Pick out each line containing the string "ylabel" and copy it.

▸ Supplied material:
>> BEGIN

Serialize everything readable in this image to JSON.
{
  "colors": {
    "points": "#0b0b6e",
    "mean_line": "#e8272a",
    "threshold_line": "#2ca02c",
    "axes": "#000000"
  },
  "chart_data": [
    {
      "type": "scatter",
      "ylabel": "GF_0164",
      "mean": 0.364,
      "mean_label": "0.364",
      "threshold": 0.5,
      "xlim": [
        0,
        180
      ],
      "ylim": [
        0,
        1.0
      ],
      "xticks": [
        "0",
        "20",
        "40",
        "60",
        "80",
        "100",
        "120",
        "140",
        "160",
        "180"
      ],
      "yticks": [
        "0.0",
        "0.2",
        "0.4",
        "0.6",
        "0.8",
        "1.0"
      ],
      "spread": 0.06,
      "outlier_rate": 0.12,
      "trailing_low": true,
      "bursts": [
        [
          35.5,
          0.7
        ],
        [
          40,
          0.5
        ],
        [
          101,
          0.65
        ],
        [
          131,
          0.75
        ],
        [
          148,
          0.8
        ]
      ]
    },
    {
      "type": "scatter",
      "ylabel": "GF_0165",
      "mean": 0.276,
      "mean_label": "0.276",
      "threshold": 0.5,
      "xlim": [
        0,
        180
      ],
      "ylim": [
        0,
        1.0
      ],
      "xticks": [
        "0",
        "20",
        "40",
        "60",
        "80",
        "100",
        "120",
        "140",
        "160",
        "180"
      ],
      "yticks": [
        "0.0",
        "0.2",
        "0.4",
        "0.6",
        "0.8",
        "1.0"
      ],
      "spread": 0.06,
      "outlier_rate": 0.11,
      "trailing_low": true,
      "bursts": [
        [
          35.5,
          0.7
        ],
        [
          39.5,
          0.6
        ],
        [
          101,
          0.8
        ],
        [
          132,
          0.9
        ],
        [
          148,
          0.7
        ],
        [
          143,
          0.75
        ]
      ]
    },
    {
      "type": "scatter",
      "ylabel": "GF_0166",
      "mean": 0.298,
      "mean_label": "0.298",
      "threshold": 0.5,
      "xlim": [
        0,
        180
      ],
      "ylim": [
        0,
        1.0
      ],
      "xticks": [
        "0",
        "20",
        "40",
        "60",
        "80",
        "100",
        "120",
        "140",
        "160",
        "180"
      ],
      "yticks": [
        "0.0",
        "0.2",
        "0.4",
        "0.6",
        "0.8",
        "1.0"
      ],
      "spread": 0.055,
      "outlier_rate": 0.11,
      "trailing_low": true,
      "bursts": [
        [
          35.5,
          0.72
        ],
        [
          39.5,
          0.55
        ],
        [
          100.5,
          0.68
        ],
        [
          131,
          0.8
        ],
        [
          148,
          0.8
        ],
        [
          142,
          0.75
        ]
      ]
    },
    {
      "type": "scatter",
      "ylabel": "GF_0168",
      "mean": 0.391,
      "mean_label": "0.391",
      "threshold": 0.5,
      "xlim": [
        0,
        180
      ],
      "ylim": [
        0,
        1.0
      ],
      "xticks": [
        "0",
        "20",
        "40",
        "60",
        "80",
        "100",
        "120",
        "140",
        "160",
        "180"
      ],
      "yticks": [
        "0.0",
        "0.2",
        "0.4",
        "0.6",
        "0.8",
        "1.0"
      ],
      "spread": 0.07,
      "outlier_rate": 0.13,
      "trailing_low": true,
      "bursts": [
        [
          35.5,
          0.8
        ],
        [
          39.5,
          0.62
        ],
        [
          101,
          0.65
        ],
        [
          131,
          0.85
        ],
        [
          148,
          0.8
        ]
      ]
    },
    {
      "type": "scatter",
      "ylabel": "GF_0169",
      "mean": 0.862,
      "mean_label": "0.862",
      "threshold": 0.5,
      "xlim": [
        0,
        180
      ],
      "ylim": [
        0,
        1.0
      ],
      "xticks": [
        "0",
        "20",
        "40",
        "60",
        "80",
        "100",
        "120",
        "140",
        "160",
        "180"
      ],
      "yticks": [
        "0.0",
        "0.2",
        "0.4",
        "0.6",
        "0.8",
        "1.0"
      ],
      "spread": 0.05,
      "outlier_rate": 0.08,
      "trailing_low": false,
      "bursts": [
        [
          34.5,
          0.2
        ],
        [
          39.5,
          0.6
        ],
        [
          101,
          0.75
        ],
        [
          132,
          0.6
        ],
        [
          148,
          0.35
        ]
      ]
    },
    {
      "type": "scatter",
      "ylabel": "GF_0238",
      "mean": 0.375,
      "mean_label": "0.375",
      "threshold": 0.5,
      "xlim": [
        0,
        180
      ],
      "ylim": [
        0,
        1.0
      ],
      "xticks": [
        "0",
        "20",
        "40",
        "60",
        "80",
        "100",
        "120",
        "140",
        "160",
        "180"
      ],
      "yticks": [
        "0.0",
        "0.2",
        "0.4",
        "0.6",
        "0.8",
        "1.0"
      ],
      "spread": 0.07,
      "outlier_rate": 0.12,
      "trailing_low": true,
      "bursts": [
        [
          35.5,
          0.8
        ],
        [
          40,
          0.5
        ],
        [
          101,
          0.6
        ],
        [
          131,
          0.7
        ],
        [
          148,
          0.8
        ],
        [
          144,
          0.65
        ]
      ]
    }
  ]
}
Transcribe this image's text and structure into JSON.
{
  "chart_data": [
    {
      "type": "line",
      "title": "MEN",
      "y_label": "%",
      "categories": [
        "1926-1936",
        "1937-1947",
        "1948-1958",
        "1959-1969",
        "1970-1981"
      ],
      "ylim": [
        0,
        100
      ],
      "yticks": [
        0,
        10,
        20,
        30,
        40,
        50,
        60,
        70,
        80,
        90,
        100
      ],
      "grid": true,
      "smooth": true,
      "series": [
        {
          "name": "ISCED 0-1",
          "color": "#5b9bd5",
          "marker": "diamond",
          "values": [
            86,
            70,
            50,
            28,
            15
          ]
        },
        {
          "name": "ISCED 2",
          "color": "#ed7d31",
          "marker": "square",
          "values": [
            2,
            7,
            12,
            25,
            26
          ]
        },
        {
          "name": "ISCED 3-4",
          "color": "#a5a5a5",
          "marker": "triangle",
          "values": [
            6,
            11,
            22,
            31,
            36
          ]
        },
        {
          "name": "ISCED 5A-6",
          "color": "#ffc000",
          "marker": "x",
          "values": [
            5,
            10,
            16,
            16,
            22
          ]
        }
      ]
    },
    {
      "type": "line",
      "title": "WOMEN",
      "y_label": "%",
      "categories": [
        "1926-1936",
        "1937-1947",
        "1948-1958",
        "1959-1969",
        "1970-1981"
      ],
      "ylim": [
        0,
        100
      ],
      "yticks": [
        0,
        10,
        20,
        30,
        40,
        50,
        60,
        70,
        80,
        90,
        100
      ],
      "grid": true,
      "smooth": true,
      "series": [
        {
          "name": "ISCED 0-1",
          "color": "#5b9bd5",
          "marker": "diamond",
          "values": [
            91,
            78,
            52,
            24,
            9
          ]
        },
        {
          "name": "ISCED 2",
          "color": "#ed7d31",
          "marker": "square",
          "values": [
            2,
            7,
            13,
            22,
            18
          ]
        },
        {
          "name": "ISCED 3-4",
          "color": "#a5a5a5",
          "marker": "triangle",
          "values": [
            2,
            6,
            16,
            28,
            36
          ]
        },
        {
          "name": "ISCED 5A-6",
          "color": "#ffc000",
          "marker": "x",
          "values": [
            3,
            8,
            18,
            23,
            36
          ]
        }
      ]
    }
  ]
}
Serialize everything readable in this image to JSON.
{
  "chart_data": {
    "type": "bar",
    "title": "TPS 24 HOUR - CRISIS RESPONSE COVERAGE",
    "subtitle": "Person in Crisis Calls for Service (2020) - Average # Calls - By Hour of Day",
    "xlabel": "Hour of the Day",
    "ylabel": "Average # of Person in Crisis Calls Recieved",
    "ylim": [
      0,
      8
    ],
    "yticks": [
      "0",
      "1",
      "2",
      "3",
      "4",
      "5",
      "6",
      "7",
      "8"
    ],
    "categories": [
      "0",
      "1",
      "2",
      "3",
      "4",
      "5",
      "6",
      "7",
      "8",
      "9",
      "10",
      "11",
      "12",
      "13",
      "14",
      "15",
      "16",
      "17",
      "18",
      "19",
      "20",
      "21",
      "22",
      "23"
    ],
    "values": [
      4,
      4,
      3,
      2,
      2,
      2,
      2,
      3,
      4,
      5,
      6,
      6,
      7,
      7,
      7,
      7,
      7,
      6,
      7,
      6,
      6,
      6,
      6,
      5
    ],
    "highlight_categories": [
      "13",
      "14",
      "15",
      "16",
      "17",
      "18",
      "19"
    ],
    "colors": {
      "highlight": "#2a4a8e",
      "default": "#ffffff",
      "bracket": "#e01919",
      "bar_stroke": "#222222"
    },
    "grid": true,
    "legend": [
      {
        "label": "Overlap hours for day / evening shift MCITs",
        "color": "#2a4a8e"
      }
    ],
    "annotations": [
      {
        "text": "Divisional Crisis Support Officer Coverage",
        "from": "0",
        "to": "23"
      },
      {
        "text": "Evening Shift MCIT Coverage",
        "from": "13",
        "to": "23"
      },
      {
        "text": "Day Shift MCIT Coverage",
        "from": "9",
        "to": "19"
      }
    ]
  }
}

>> END

▸ Exercise solution:
      "ylabel": "GF_0164",
      "ylabel": "GF_0165",
      "ylabel": "GF_0166",
      "ylabel": "GF_0168",
      "ylabel": "GF_0169",
      "ylabel": "GF_0238",
    "ylabel": "Average # of Person in Crisis Calls Recieved",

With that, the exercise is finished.